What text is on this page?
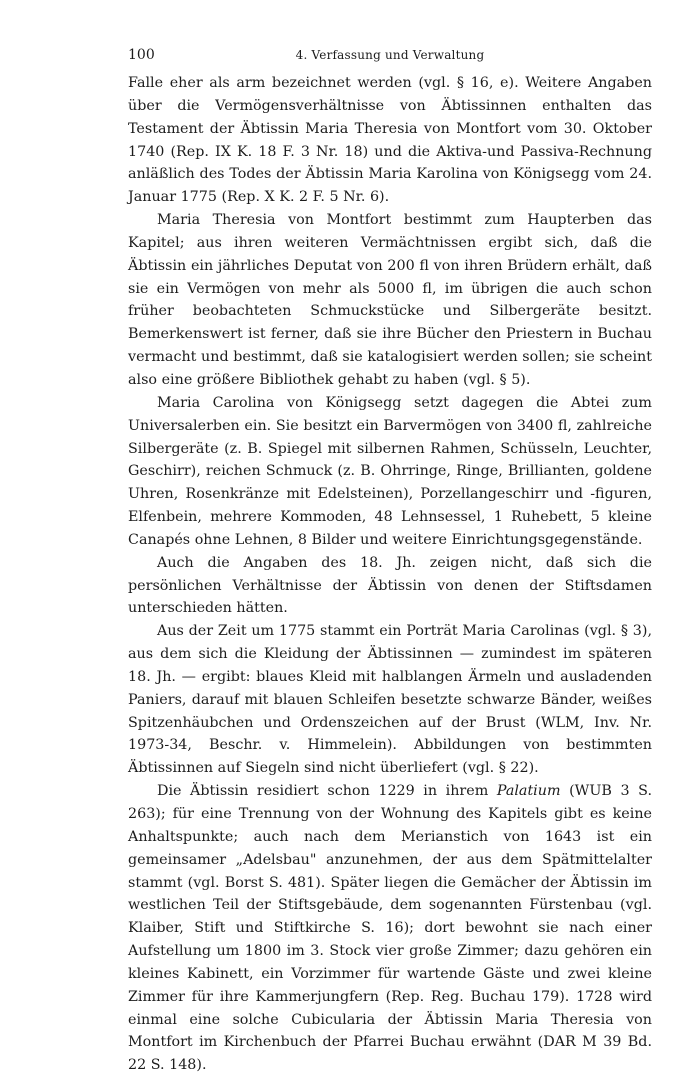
100	4. Verfassung und Verwaltung

Falle eher als arm bezeichnet werden (vgl. § 16, e). Weitere Angaben über die Vermögensverhältnisse von Äbtissinnen enthalten das Testament der Äbtissin Maria Theresia von Montfort vom 30. Oktober 1740 (Rep. IX K. 18 F. 3 Nr. 18) und die Aktiva-und Passiva-Rechnung anläßlich des Todes der Äbtissin Maria Karolina von Königsegg vom 24. Januar 1775 (Rep. X K. 2 F. 5 Nr. 6).

Maria Theresia von Montfort bestimmt zum Haupterben das Kapitel; aus ihren weiteren Vermächtnissen ergibt sich, daß die Äbtissin ein jährliches Deputat von 200 fl von ihren Brüdern erhält, daß sie ein Vermögen von mehr als 5000 fl, im übrigen die auch schon früher beobachteten Schmuckstücke und Silbergeräte besitzt. Bemerkenswert ist ferner, daß sie ihre Bücher den Priestern in Buchau vermacht und bestimmt, daß sie katalogisiert werden sollen; sie scheint also eine größere Bibliothek gehabt zu haben (vgl. § 5).

Maria Carolina von Königsegg setzt dagegen die Abtei zum Universalerben ein. Sie besitzt ein Barvermögen von 3400 fl, zahlreiche Silbergeräte (z. B. Spiegel mit silbernen Rahmen, Schüsseln, Leuchter, Geschirr), reichen Schmuck (z. B. Ohrringe, Ringe, Brillianten, goldene Uhren, Rosenkränze mit Edelsteinen), Porzellangeschirr und -figuren, Elfenbein, mehrere Kommoden, 48 Lehnsessel, 1 Ruhebett, 5 kleine Canapés ohne Lehnen, 8 Bilder und weitere Einrichtungsgegenstände.

Auch die Angaben des 18. Jh. zeigen nicht, daß sich die persönlichen Verhältnisse der Äbtissin von denen der Stiftsdamen unterschieden hätten.

Aus der Zeit um 1775 stammt ein Porträt Maria Carolinas (vgl. § 3), aus dem sich die Kleidung der Äbtissinnen — zumindest im späteren 18. Jh. — ergibt: blaues Kleid mit halblangen Ärmeln und ausladenden Paniers, darauf mit blauen Schleifen besetzte schwarze Bänder, weißes Spitzenhäubchen und Ordenszeichen auf der Brust (WLM, Inv. Nr. 1973-34, Beschr. v. Himmelein). Abbildungen von bestimmten Äbtissinnen auf Siegeln sind nicht überliefert (vgl. § 22).

Die Äbtissin residiert schon 1229 in ihrem Palatium (WUB 3 S. 263); für eine Trennung von der Wohnung des Kapitels gibt es keine Anhaltspunkte; auch nach dem Merianstich von 1643 ist ein gemeinsamer „Adelsbau" anzunehmen, der aus dem Spätmittelalter stammt (vgl. Borst S. 481). Später liegen die Gemächer der Äbtissin im westlichen Teil der Stiftsgebäude, dem sogenannten Fürstenbau (vgl. Klaiber, Stift und Stiftkirche S. 16); dort bewohnt sie nach einer Aufstellung um 1800 im 3. Stock vier große Zimmer; dazu gehören ein kleines Kabinett, ein Vorzimmer für wartende Gäste und zwei kleine Zimmer für ihre Kammerjungfern (Rep. Reg. Buchau 179). 1728 wird einmal eine solche Cubicularia der Äbtissin Maria Theresia von Montfort im Kirchenbuch der Pfarrei Buchau erwähnt (DAR M 39 Bd. 22 S. 148).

────────────────

» YOUR GOAL:
Your copy of the data above should match it exactly, except that pictures are left out.

» WORKED SOLUTION:
What text is on this page?
100	4. Verfassung und Verwaltung

Falle eher als arm bezeichnet werden (vgl. § 16, e). Weitere Angaben über die Vermögensverhältnisse von Äbtissinnen enthalten das Testament der Äbtissin Maria Theresia von Montfort vom 30. Oktober 1740 (Rep. IX K. 18 F. 3 Nr. 18) und die Aktiva-und Passiva-Rechnung anläßlich des Todes der Äbtissin Maria Karolina von Königsegg vom 24. Januar 1775 (Rep. X K. 2 F. 5 Nr. 6).

Maria Theresia von Montfort bestimmt zum Haupterben das Kapitel; aus ihren weiteren Vermächtnissen ergibt sich, daß die Äbtissin ein jährliches Deputat von 200 fl von ihren Brüdern erhält, daß sie ein Vermögen von mehr als 5000 fl, im übrigen die auch schon früher beobachteten Schmuckstücke und Silbergeräte besitzt. Bemerkenswert ist ferner, daß sie ihre Bücher den Priestern in Buchau vermacht und bestimmt, daß sie katalogisiert werden sollen; sie scheint also eine größere Bibliothek gehabt zu haben (vgl. § 5).

Maria Carolina von Königsegg setzt dagegen die Abtei zum Universalerben ein. Sie besitzt ein Barvermögen von 3400 fl, zahlreiche Silbergeräte (z. B. Spiegel mit silbernen Rahmen, Schüsseln, Leuchter, Geschirr), reichen Schmuck (z. B. Ohrringe, Ringe, Brillianten, goldene Uhren, Rosenkränze mit Edelsteinen), Porzellangeschirr und -figuren, Elfenbein, mehrere Kommoden, 48 Lehnsessel, 1 Ruhebett, 5 kleine Canapés ohne Lehnen, 8 Bilder und weitere Einrichtungsgegenstände.

Auch die Angaben des 18. Jh. zeigen nicht, daß sich die persönlichen Verhältnisse der Äbtissin von denen der Stiftsdamen unterschieden hätten.

Aus der Zeit um 1775 stammt ein Porträt Maria Carolinas (vgl. § 3), aus dem sich die Kleidung der Äbtissinnen — zumindest im späteren 18. Jh. — ergibt: blaues Kleid mit halblangen Ärmeln und ausladenden Paniers, darauf mit blauen Schleifen besetzte schwarze Bänder, weißes Spitzenhäubchen und Ordenszeichen auf der Brust (WLM, Inv. Nr. 1973-34, Beschr. v. Himmelein). Abbildungen von bestimmten Äbtissinnen auf Siegeln sind nicht überliefert (vgl. § 22).

Die Äbtissin residiert schon 1229 in ihrem Palatium (WUB 3 S. 263); für eine Trennung von der Wohnung des Kapitels gibt es keine Anhaltspunkte; auch nach dem Merianstich von 1643 ist ein gemeinsamer „Adelsbau" anzunehmen, der aus dem Spätmittelalter stammt (vgl. Borst S. 481). Später liegen die Gemächer der Äbtissin im westlichen Teil der Stiftsgebäude, dem sogenannten Fürstenbau (vgl. Klaiber, Stift und Stiftkirche S. 16); dort bewohnt sie nach einer Aufstellung um 1800 im 3. Stock vier große Zimmer; dazu gehören ein kleines Kabinett, ein Vorzimmer für wartende Gäste und zwei kleine Zimmer für ihre Kammerjungfern (Rep. Reg. Buchau 179). 1728 wird einmal eine solche Cubicularia der Äbtissin Maria Theresia von Montfort im Kirchenbuch der Pfarrei Buchau erwähnt (DAR M 39 Bd. 22 S. 148).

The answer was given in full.